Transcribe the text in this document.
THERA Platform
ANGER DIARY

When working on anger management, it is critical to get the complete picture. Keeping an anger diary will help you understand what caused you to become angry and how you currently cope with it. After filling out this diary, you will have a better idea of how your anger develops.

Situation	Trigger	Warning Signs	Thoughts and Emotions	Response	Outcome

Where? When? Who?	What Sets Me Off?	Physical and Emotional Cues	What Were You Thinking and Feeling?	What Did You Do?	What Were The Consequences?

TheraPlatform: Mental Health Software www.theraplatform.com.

==================================================

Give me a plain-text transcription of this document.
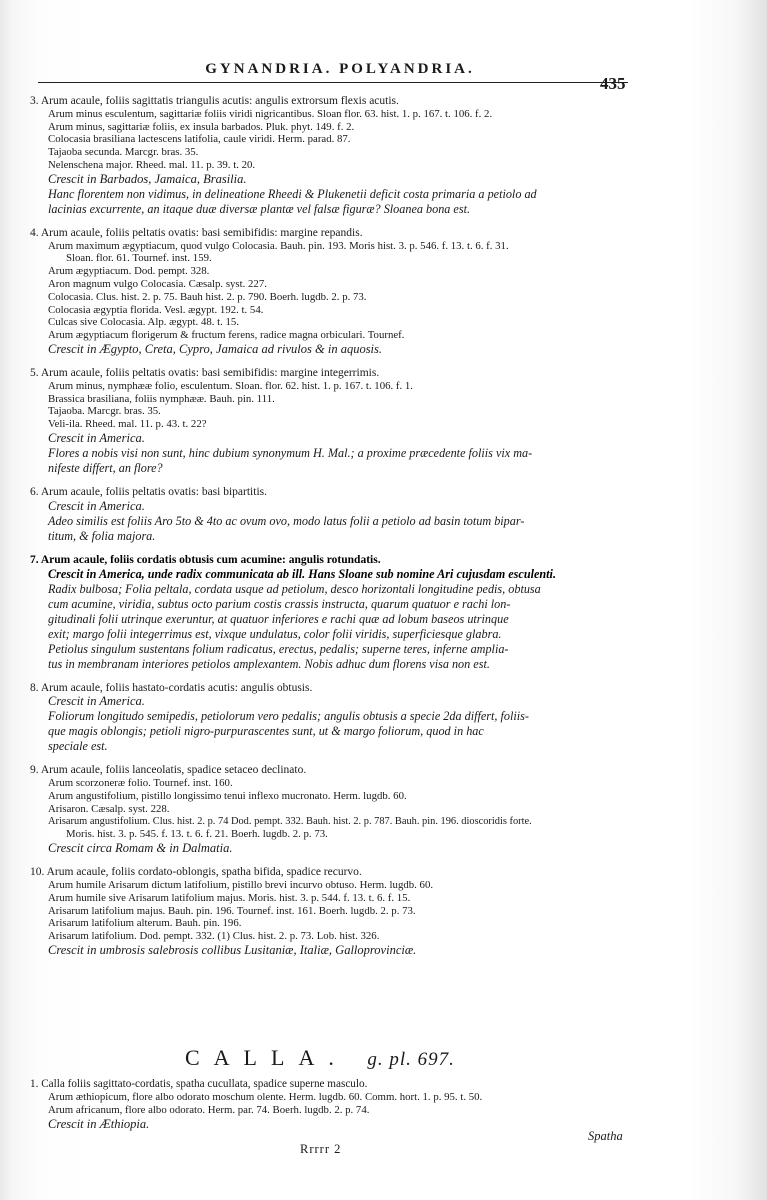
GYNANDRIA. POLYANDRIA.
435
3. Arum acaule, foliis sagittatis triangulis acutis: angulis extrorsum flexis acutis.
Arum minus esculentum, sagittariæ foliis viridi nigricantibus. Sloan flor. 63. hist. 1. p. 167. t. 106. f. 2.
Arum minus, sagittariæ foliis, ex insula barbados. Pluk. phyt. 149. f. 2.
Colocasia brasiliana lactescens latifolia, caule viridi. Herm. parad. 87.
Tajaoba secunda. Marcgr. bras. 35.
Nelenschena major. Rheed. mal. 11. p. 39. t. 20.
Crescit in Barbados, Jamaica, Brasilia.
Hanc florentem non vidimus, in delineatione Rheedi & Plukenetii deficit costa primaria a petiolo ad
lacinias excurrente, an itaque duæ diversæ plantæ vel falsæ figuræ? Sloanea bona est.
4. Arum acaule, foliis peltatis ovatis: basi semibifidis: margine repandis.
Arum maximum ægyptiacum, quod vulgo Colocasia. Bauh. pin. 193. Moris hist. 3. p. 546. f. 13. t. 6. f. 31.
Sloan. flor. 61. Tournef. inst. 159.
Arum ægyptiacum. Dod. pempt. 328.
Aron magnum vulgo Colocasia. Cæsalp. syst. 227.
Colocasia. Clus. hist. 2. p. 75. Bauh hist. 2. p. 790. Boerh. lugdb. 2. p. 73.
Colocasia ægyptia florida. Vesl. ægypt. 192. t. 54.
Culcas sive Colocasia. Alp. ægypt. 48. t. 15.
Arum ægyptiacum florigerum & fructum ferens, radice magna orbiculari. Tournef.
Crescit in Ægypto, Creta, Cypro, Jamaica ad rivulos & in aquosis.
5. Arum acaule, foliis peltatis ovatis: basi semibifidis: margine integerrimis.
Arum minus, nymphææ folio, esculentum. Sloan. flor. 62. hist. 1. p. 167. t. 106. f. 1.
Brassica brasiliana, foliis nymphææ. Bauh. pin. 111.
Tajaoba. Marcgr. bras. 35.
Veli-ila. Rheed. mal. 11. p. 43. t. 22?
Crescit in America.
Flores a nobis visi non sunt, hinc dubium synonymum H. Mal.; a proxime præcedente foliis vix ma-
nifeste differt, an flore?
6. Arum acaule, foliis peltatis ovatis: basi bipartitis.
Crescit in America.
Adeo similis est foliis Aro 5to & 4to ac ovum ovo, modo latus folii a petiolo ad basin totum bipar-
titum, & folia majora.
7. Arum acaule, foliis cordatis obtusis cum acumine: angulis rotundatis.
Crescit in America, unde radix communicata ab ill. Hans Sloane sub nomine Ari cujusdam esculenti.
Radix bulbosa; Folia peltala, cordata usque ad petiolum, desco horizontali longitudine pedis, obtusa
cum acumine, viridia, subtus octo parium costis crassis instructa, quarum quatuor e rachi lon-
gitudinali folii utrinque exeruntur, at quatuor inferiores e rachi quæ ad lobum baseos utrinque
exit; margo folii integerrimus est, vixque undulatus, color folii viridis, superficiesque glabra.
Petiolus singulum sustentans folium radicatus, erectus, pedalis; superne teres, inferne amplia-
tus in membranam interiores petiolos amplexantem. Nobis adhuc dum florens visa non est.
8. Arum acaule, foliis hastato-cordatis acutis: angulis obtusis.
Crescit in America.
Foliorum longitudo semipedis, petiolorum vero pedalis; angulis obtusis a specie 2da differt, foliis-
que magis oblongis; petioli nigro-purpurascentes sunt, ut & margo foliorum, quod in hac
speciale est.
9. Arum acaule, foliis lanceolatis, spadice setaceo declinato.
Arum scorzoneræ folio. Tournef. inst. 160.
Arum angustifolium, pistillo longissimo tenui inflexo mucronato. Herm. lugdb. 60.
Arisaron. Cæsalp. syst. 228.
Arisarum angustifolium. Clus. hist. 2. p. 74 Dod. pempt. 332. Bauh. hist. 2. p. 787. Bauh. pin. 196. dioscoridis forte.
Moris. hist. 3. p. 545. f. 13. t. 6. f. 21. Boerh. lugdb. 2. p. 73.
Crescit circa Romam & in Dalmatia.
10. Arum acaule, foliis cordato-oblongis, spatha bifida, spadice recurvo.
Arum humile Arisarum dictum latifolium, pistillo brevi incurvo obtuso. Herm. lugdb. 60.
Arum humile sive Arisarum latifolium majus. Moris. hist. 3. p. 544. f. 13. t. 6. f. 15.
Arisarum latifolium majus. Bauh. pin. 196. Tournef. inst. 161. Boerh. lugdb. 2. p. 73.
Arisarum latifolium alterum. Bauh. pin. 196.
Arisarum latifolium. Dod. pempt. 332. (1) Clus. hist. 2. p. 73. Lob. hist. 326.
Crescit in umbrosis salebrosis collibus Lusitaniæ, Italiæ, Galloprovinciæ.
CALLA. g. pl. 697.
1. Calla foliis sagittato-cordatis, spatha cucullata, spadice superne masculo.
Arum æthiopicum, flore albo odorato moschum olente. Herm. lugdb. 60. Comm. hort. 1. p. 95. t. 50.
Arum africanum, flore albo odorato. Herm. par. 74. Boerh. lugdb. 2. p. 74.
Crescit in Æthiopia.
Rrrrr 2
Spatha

==================================================

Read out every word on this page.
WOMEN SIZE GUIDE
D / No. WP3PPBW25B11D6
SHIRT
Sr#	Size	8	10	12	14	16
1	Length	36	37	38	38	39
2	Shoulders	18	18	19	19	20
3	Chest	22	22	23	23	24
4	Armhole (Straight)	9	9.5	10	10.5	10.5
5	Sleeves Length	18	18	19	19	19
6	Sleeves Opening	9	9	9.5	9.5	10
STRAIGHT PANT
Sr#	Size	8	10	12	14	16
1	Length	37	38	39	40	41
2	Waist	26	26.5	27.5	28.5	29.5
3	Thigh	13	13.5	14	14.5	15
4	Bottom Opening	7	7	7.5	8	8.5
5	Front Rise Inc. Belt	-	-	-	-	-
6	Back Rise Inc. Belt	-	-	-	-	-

==================================================

Challenge: Check each line above for the word "Jamaica" and copy the ones that have it.

Task response:
Crescit in Barbados, Jamaica, Brasilia.
Crescit in Ægypto, Creta, Cypro, Jamaica ad rivulos & in aquosis.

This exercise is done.